**Exercise**. Look for the string "devices" and copy every line that has it.

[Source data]
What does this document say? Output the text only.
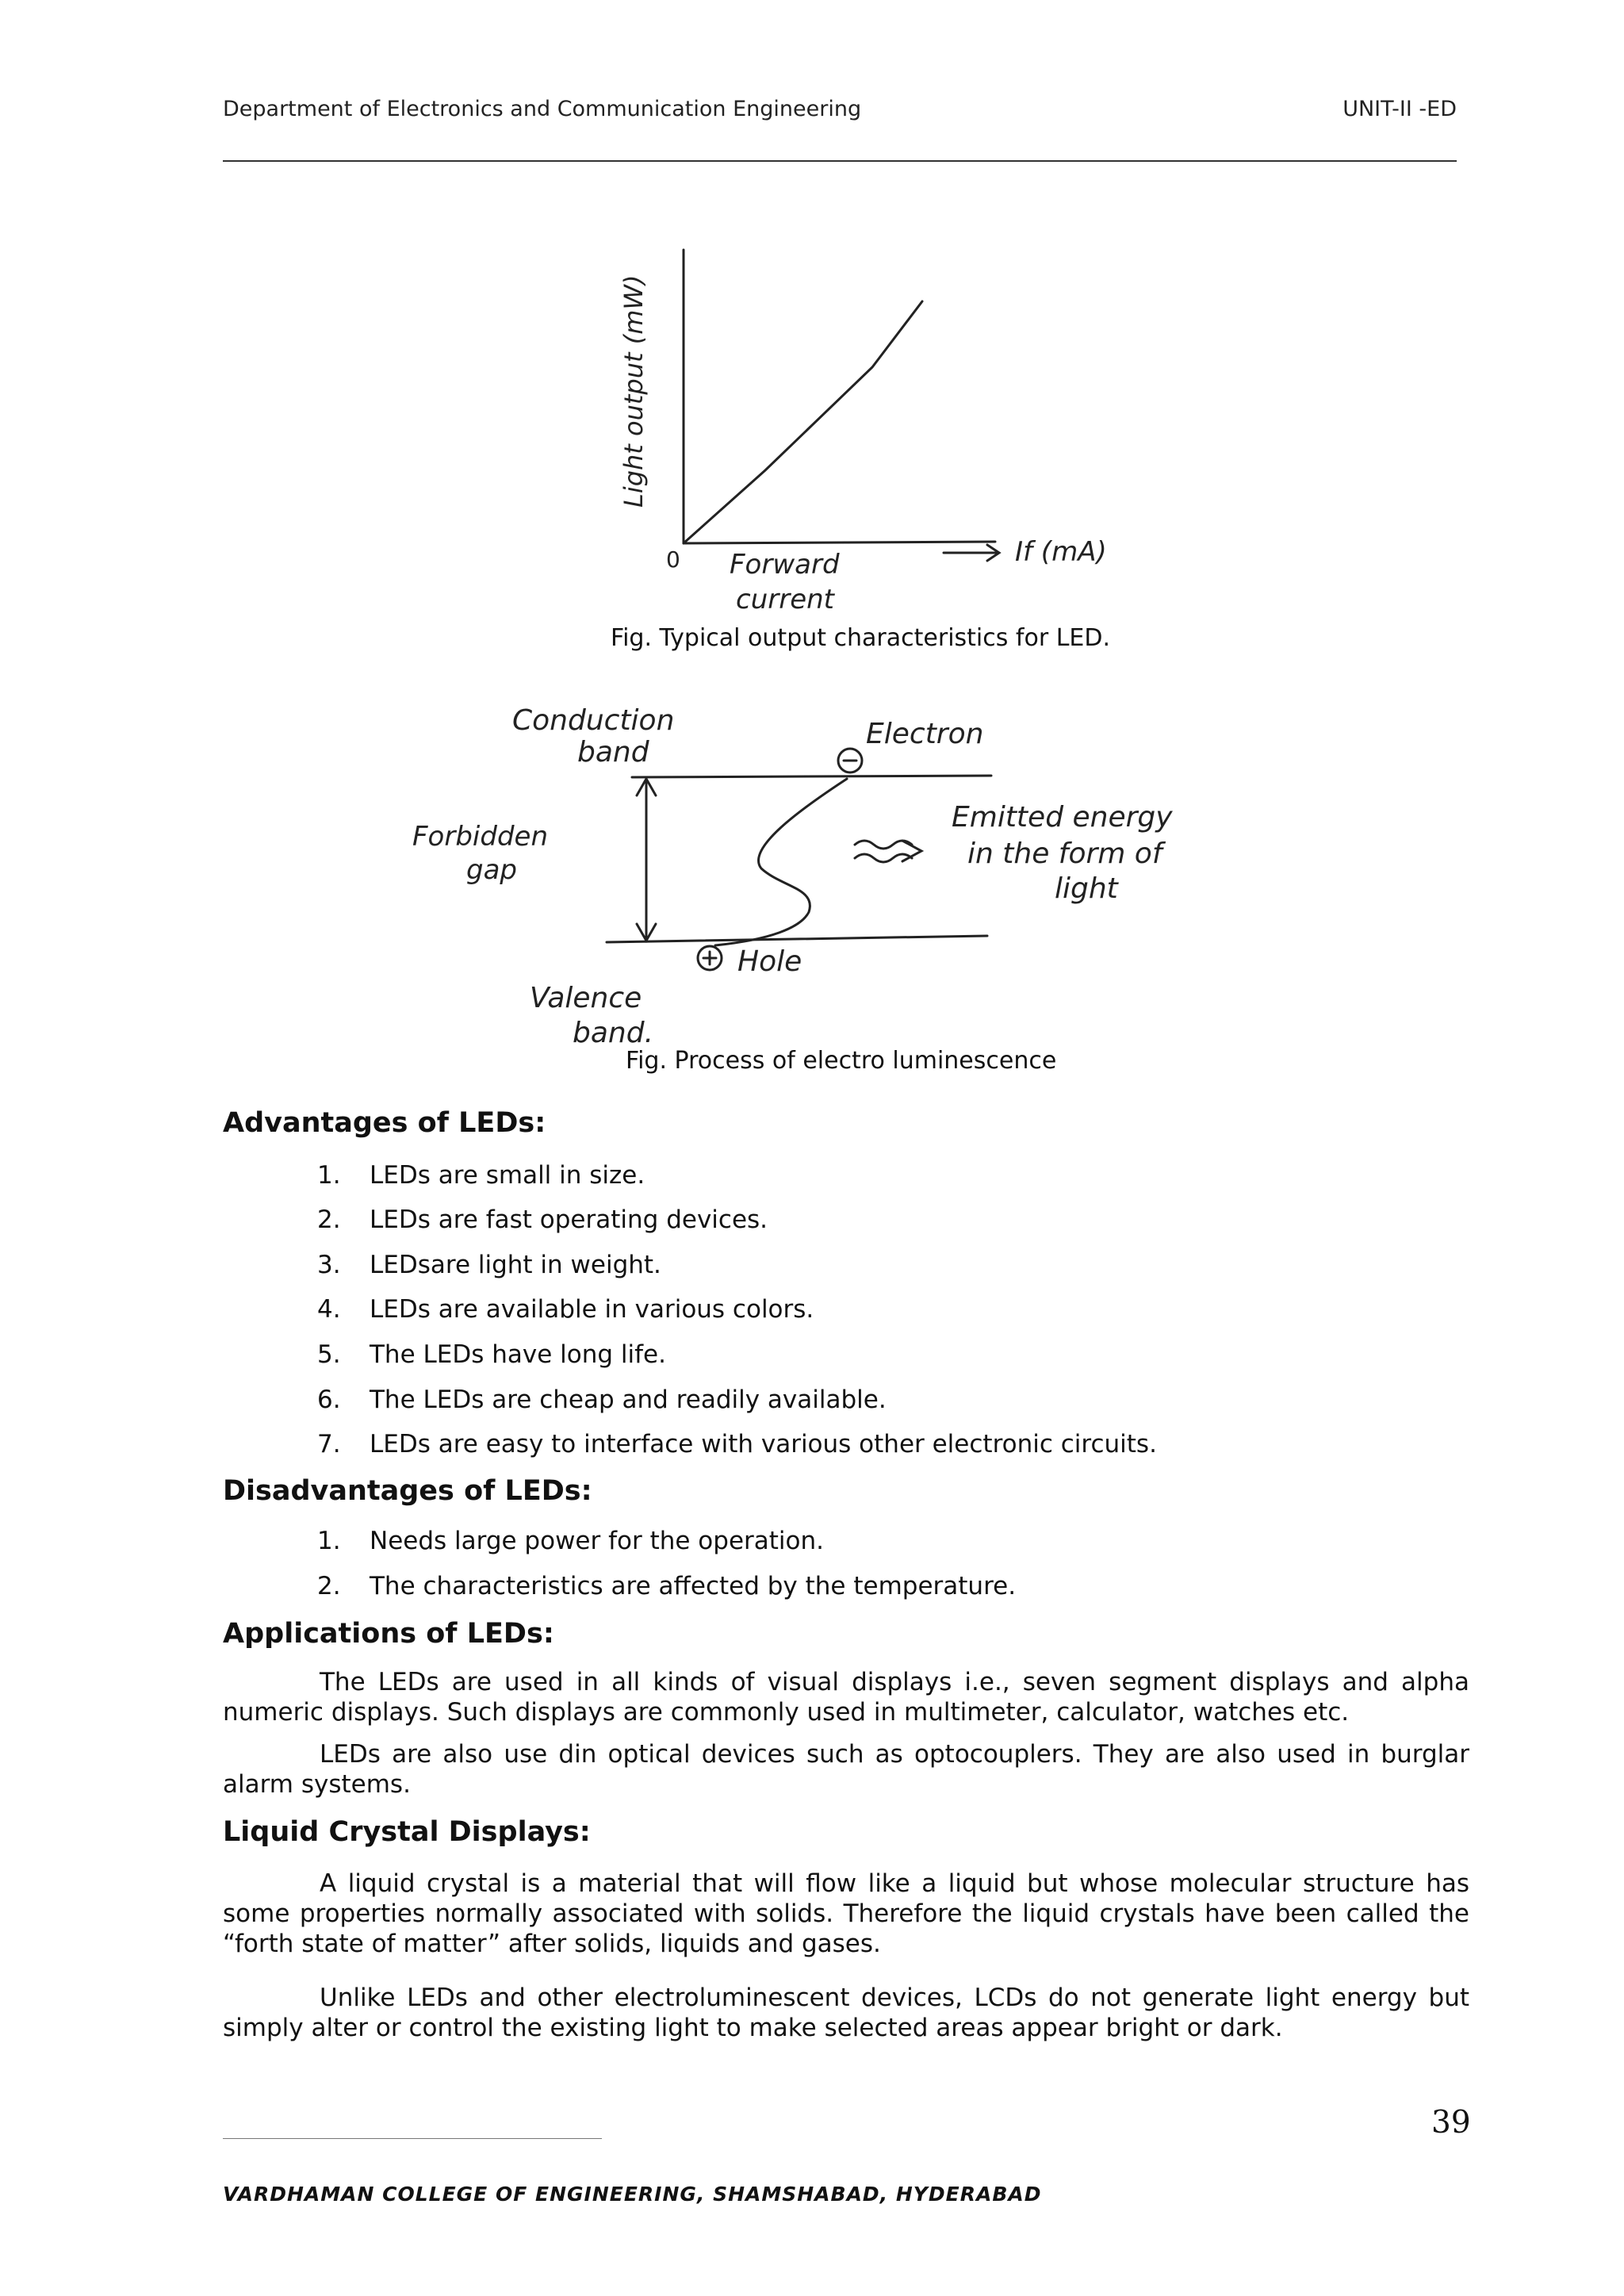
Department of Electronics and Communication Engineering	UNIT-II -ED
Light output (mW)
0 Forward
current
If (mA)
Fig. Typical output characteristics for LED.
Conduction
band
Electron
Forbidden
gap
Emitted energy
in the form of
light
Hole
Valence
band.
Fig. Process of electro luminescence
Advantages of LEDs:
1. LEDs are small in size.
2. LEDs are fast operating devices.
3. LEDsare light in weight.
4. LEDs are available in various colors.
5. The LEDs have long life.
6. The LEDs are cheap and readily available.
7. LEDs are easy to interface with various other electronic circuits.
Disadvantages of LEDs:
1. Needs large power for the operation.
2. The characteristics are affected by the temperature.
Applications of LEDs:
The LEDs are used in all kinds of visual displays i.e., seven segment displays and alpha numeric displays. Such displays are commonly used in multimeter, calculator, watches etc.
LEDs are also use din optical devices such as optocouplers. They are also used in burglar alarm systems.
Liquid Crystal Displays:
A liquid crystal is a material that will flow like a liquid but whose molecular structure has some properties normally associated with solids. Therefore the liquid crystals have been called the “forth state of matter” after solids, liquids and gases.
Unlike LEDs and other electroluminescent devices, LCDs do not generate light energy but simply alter or control the existing light to make selected areas appear bright or dark.
39
VARDHAMAN COLLEGE OF ENGINEERING, SHAMSHABAD, HYDERABAD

**Written answer**.
2. LEDs are fast operating devices.
LEDs are also use din optical devices such as optocouplers. They are also used in burglar alarm systems.
Unlike LEDs and other electroluminescent devices, LCDs do not generate light energy but simply alter or control the existing light to make selected areas appear bright or dark.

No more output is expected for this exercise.